• _EXERCISE BRIEF_: Select and reproduce each line of the listing below that bears the string "organik".

• _INPUT_:
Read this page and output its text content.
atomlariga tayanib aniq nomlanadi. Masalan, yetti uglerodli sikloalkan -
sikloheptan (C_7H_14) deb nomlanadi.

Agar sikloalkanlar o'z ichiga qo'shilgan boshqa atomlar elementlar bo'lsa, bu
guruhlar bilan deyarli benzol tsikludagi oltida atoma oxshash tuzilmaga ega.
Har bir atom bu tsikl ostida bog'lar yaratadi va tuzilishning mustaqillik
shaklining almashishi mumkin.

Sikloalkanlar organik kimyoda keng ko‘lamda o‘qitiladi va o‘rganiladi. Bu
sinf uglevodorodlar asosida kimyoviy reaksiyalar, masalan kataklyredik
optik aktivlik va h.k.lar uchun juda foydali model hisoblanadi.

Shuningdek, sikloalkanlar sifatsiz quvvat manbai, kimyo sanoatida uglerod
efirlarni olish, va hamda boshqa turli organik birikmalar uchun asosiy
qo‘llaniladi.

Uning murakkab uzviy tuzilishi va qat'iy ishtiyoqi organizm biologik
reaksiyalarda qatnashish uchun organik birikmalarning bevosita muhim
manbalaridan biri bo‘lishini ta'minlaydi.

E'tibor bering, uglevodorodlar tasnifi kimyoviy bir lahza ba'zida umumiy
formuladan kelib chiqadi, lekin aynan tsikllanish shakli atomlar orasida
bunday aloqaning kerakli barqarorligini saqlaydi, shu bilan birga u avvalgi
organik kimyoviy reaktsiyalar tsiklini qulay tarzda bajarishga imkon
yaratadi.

• _THE COMPLETED TASK_:
Sikloalkanlar organik kimyoda keng ko‘lamda o‘qitiladi va o‘rganiladi. Bu
efirlarni olish, va hamda boshqa turli organik birikmalar uchun asosiy
reaksiyalarda qatnashish uchun organik birikmalarning bevosita muhim
organik kimyoviy reaktsiyalar tsiklini qulay tarzda bajarishga imkon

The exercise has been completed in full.